Your goal - Collect every line of the records below that contains the word "text".
- - -
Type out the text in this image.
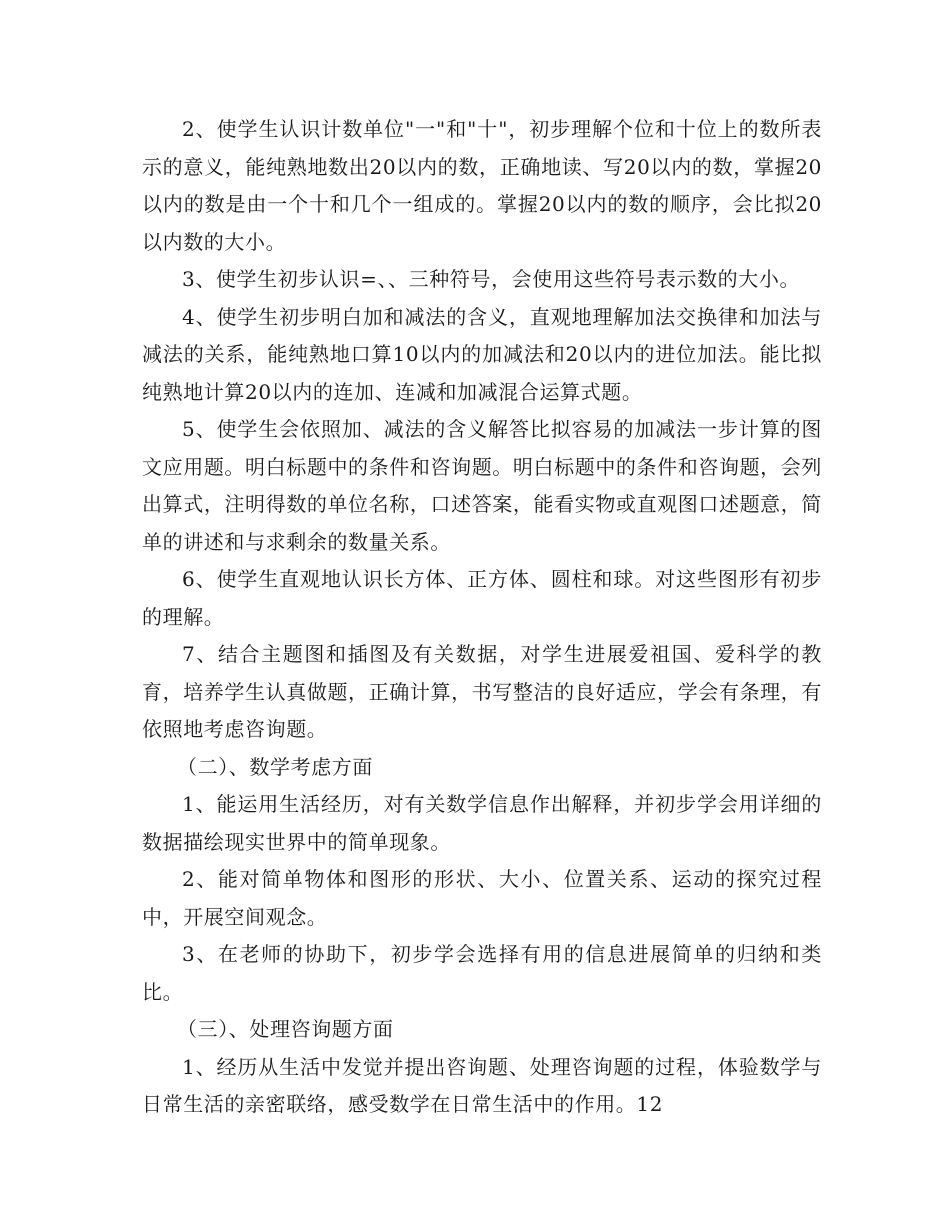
2、使学生认识计数单位"一"和"十"，初步理解个位和十位上的数所表示的意义，能纯熟地数出20以内的数，正确地读、写20以内的数，掌握20以内的数是由一个十和几个一组成的。掌握20以内的数的顺序，会比拟20以内数的大小。

3、使学生初步认识=、、三种符号，会使用这些符号表示数的大小。

4、使学生初步明白加和减法的含义，直观地理解加法交换律和加法与减法的关系，能纯熟地口算10以内的加减法和20以内的进位加法。能比拟纯熟地计算20以内的连加、连减和加减混合运算式题。

5、使学生会依照加、减法的含义解答比拟容易的加减法一步计算的图文应用题。明白标题中的条件和咨询题。明白标题中的条件和咨询题，会列出算式，注明得数的单位名称，口述答案，能看实物或直观图口述题意，简单的讲述和与求剩余的数量关系。

6、使学生直观地认识长方体、正方体、圆柱和球。对这些图形有初步的理解。

7、结合主题图和插图及有关数据，对学生进展爱祖国、爱科学的教育，培养学生认真做题，正确计算，书写整洁的良好适应，学会有条理，有依照地考虑咨询题。

（二）、数学考虑方面

1、能运用生活经历，对有关数学信息作出解释，并初步学会用详细的数据描绘现实世界中的简单现象。

2、能对简单物体和图形的形状、大小、位置关系、运动的探究过程中，开展空间观念。

3、在老师的协助下，初步学会选择有用的信息进展简单的归纳和类比。

（三）、处理咨询题方面

1、经历从生活中发觉并提出咨询题、处理咨询题的过程，体验数学与日常生活的亲密联络，感受数学在日常生活中的作用。12
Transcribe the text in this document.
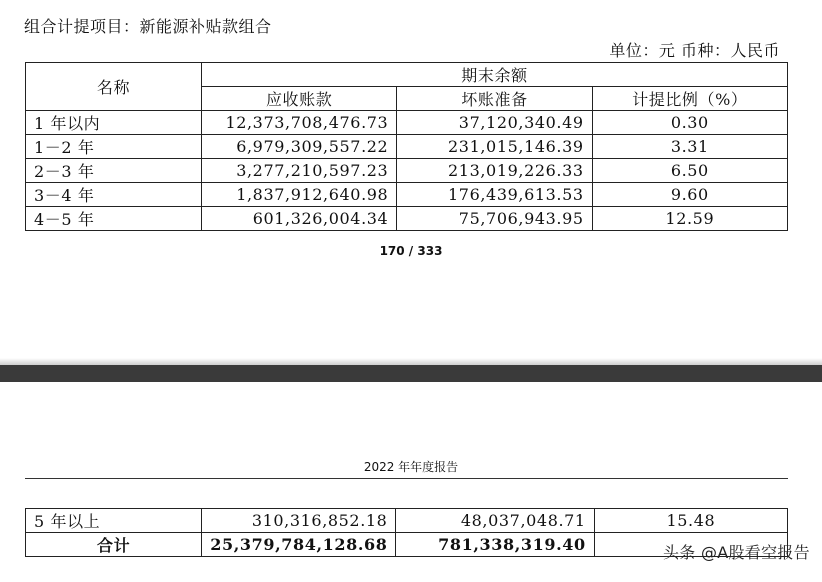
组合计提项目：新能源补贴款组合
单位：元 币种：人民币
名称	期末余额		
	应收账款	坏账准备	计提比例（%）
1 年以内	12,373,708,476.73	37,120,340.49	0.30
1－2 年	6,979,309,557.22	231,015,146.39	3.31
2－3 年	3,277,210,597.23	213,019,226.33	6.50
3－4 年	1,837,912,640.98	176,439,613.53	9.60
4－5 年	601,326,004.34	75,706,943.95	12.59
170 / 333
2022 年年度报告
5 年以上	310,316,852.18	48,037,048.71	15.48
合计	25,379,784,128.68	781,338,319.40		头条 @A股看空报告
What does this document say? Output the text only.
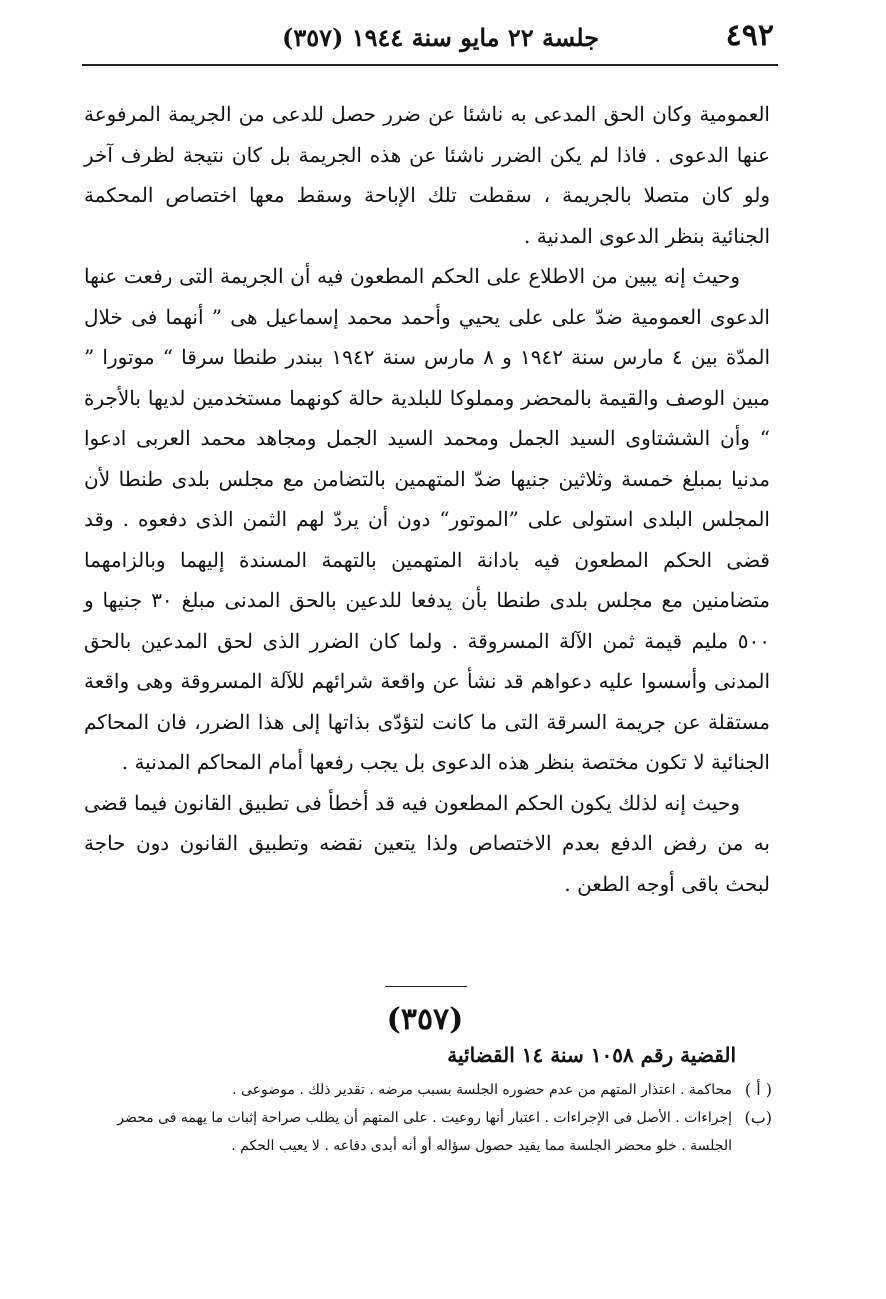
٤٩٢
جلسة ٢٢ مايو سنة ١٩٤٤ (٣٥٧)

العمومية وكان الحق المدعى به ناشئا عن ضرر حصل للدعى من الجريمة المرفوعة عنها الدعوى . فاذا لم يكن الضرر ناشئا عن هذه الجريمة بل كان نتيجة لظرف آخر ولو كان متصلا بالجريمة ، سقطت تلك الإباحة وسقط معها اختصاص المحكمة الجنائية بنظر الدعوى المدنية .

وحيث إنه يبين من الاطلاع على الحكم المطعون فيه أن الجريمة التى رفعت عنها الدعوى العمومية ضدّ على على يحيي وأحمد محمد إسماعيل هى ” أنهما فى خلال المدّة بين ٤ مارس سنة ١٩٤٢ و ٨ مارس سنة ١٩٤٢ ببندر طنطا سرقا “ موتورا ” مبين الوصف والقيمة بالمحضر ومملوكا للبلدية حالة كونهما مستخدمين لديها بالأجرة “ وأن الششتاوى السيد الجمل ومحمد السيد الجمل ومجاهد محمد العربى ادعوا مدنيا بمبلغ خمسة وثلاثين جنيها ضدّ المتهمين بالتضامن مع مجلس بلدى طنطا لأن المجلس البلدى استولى على ”الموتور“ دون أن يردّ لهم الثمن الذى دفعوه . وقد قضى الحكم المطعون فيه بادانة المتهمين بالتهمة المسندة إليهما وبالزامهما متضامنين مع مجلس بلدى طنطا بأن يدفعا للدعين بالحق المدنى مبلغ ٣٠ جنيها و ٥٠٠ مليم قيمة ثمن الآلة المسروقة . ولما كان الضرر الذى لحق المدعين بالحق المدنى وأسسوا عليه دعواهم قد نشأ عن واقعة شرائهم للآلة المسروقة وهى واقعة مستقلة عن جريمة السرقة التى ما كانت لتؤدّى بذاتها إلى هذا الضرر، فان المحاكم الجنائية لا تكون مختصة بنظر هذه الدعوى بل يجب رفعها أمام المحاكم المدنية .

وحيث إنه لذلك يكون الحكم المطعون فيه قد أخطأ فى تطبيق القانون فيما قضى به من رفض الدفع بعدم الاختصاص ولذا يتعين نقضه وتطبيق القانون دون حاجة لبحث باقى أوجه الطعن .

(٣٥٧)
القضية رقم ١٠٥٨ سنة ١٤ القضائية

( أ )
محاكمة . اعتذار المتهم من عدم حضوره الجلسة بسبب مرضه . تقدير ذلك . موضوعى .

(ب)
إجراءات . الأصل فى الإجراءات . اعتبار أنها روعيت . على المتهم أن يطلب صراحة إثبات ما يهمه فى محضر الجلسة . خلو محضر الجلسة مما يفيد حصول سؤاله أو أنه أبدى دفاعه . لا يعيب الحكم .
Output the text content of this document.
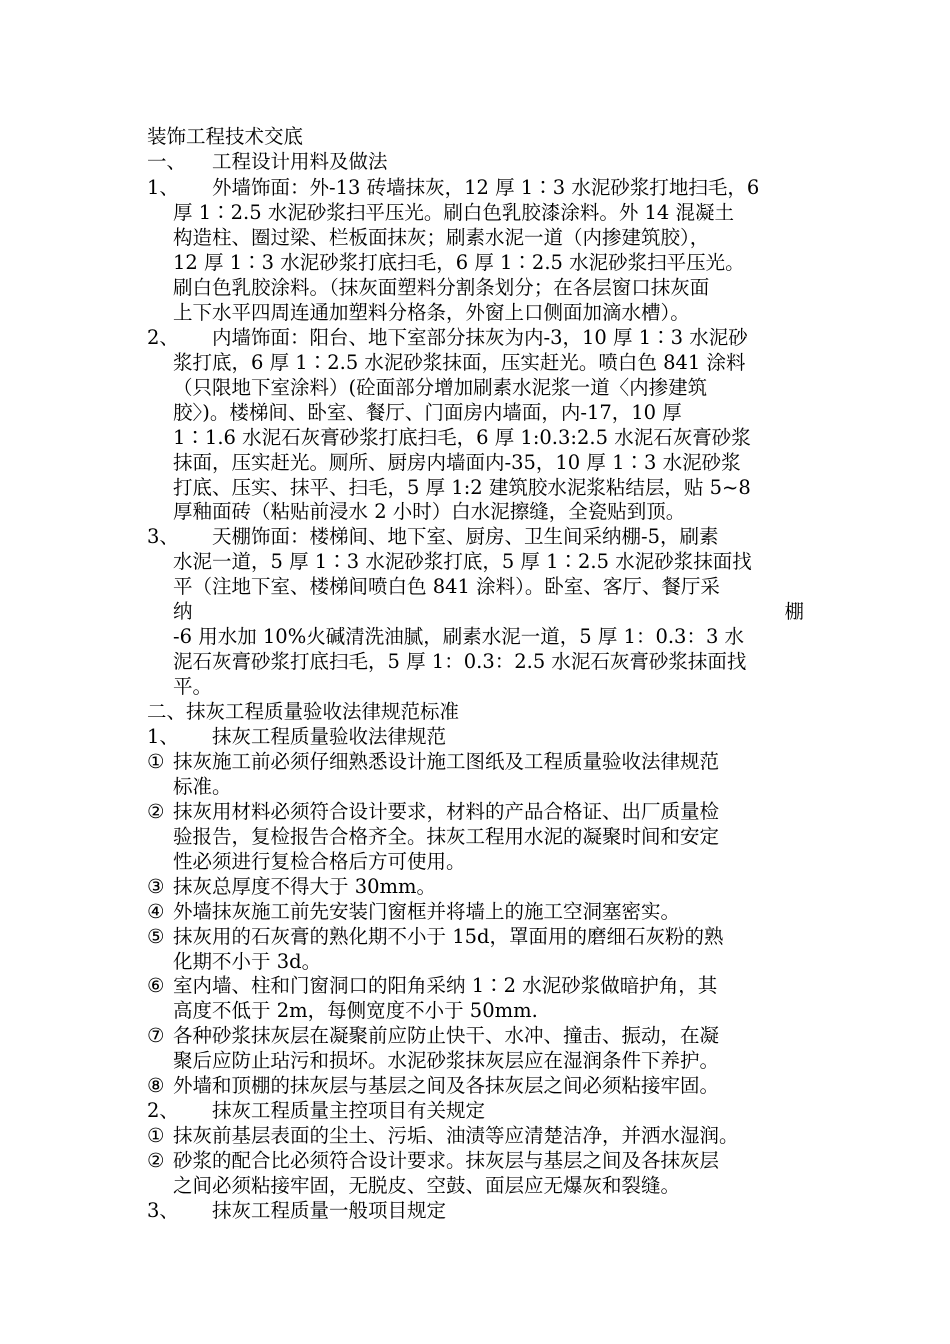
装饰工程技术交底
一、 工程设计用料及做法
1、 外墙饰面：外-13 砖墙抹灰，12 厚 1∶3 水泥砂浆打地扫毛，6
厚 1∶2.5 水泥砂浆扫平压光。刷白色乳胶漆涂料。外 14 混凝土
构造柱、圈过梁、栏板面抹灰；刷素水泥一道（内掺建筑胶），
12 厚 1∶3 水泥砂浆打底扫毛，6 厚 1∶2.5 水泥砂浆扫平压光。
刷白色乳胶涂料。（抹灰面塑料分割条划分；在各层窗口抹灰面
上下水平四周连通加塑料分格条，外窗上口侧面加滴水槽）。
2、 内墙饰面：阳台、地下室部分抹灰为内-3，10 厚 1∶3 水泥砂
浆打底，6 厚 1∶2.5 水泥砂浆抹面，压实赶光。喷白色 841 涂料
（只限地下室涂料）(砼面部分增加刷素水泥浆一道〈内掺建筑
胶〉)。楼梯间、卧室、餐厅、门面房内墙面，内-17，10 厚
1∶1.6 水泥石灰膏砂浆打底扫毛，6 厚 1:0.3:2.5 水泥石灰膏砂浆
抹面，压实赶光。厕所、厨房内墙面内-35，10 厚 1∶3 水泥砂浆
打底、压实、抹平、扫毛，5 厚 1:2 建筑胶水泥浆粘结层，贴 5~8
厚釉面砖（粘贴前浸水 2 小时）白水泥擦缝，全瓷贴到顶。
3、 天棚饰面：楼梯间、地下室、厨房、卫生间采纳棚-5，刷素
水泥一道，5 厚 1∶3 水泥砂浆打底，5 厚 1∶2.5 水泥砂浆抹面找
平（注地下室、楼梯间喷白色 841 涂料）。卧室、客厅、餐厅采
纳	棚
-6 用水加 10%火碱清洗油腻，刷素水泥一道，5 厚 1：0.3：3 水
泥石灰膏砂浆打底扫毛，5 厚 1：0.3：2.5 水泥石灰膏砂浆抹面找
平。
二、抹灰工程质量验收法律规范标准
1、 抹灰工程质量验收法律规范
① 抹灰施工前必须仔细熟悉设计施工图纸及工程质量验收法律规范
标准。
② 抹灰用材料必须符合设计要求，材料的产品合格证、出厂质量检
验报告，复检报告合格齐全。抹灰工程用水泥的凝聚时间和安定
性必须进行复检合格后方可使用。
③ 抹灰总厚度不得大于 30mm。
④ 外墙抹灰施工前先安装门窗框并将墙上的施工空洞塞密实。
⑤ 抹灰用的石灰膏的熟化期不小于 15d，罩面用的磨细石灰粉的熟
化期不小于 3d。
⑥ 室内墙、柱和门窗洞口的阳角采纳 1∶2 水泥砂浆做暗护角，其
高度不低于 2m，每侧宽度不小于 50mm.
⑦ 各种砂浆抹灰层在凝聚前应防止快干、水冲、撞击、振动，在凝
聚后应防止玷污和损坏。水泥砂浆抹灰层应在湿润条件下养护。
⑧ 外墙和顶棚的抹灰层与基层之间及各抹灰层之间必须粘接牢固。
2、 抹灰工程质量主控项目有关规定
① 抹灰前基层表面的尘土、污垢、油渍等应清楚洁净，并洒水湿润。
② 砂浆的配合比必须符合设计要求。抹灰层与基层之间及各抹灰层
之间必须粘接牢固，无脱皮、空鼓、面层应无爆灰和裂缝。
3、 抹灰工程质量一般项目规定
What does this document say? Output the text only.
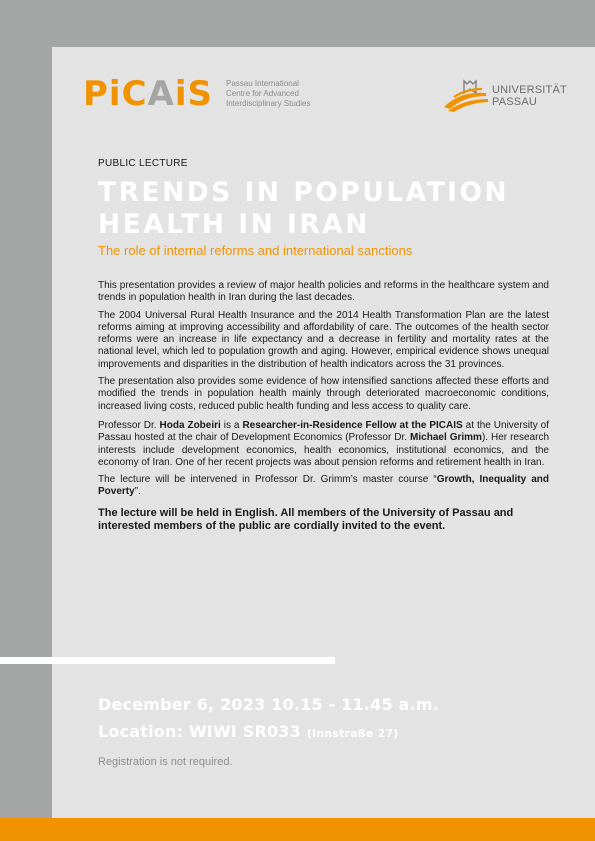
PiCAiS Passau International
Centre for Advanced
Interdisciplinary Studies
UNIVERSITÄT
PASSAU
PUBLIC LECTURE
TRENDS IN POPULATION HEALTH IN IRAN
The role of internal reforms and international sanctions

This presentation provides a review of major health policies and reforms in the healthcare system and trends in population health in Iran during the last decades.

The 2004 Universal Rural Health Insurance and the 2014 Health Transformation Plan are the latest reforms aiming at improving accessibility and affordability of care. The outcomes of the health sector reforms were an increase in life expectancy and a decrease in fertility and mortality rates at the national level, which led to population growth and aging. However, empirical evidence shows unequal improvements and disparities in the distribution of health indicators across the 31 provinces.

The presentation also provides some evidence of how intensified sanctions affected these efforts and modified the trends in population health mainly through deteriorated macroeconomic conditions, increased living costs, reduced public health funding and less access to quality care.

Professor Dr. Hoda Zobeiri is a Researcher-in-Residence Fellow at the PICAIS at the University of Passau hosted at the chair of Development Economics (Professor Dr. Michael Grimm). Her research interests include development economics, health economics, institutional economics, and the economy of Iran. One of her recent projects was about pension reforms and retirement health in Iran.

The lecture will be intervened in Professor Dr. Grimm’s master course “Growth, Inequality and Poverty”.

The lecture will be held in English. All members of the University of Passau and interested members of the public are cordially invited to the event.

December 6, 2023 10.15 - 11.45 a.m.
Location: WIWI SR033 (Innstraße 27)
Registration is not required.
- - -
Task result -
Type out the text in this image.
Transcribe the text in this document.
What does this document say? Output the text only.
Output the text content of this document.
What does this document say? Output the text only.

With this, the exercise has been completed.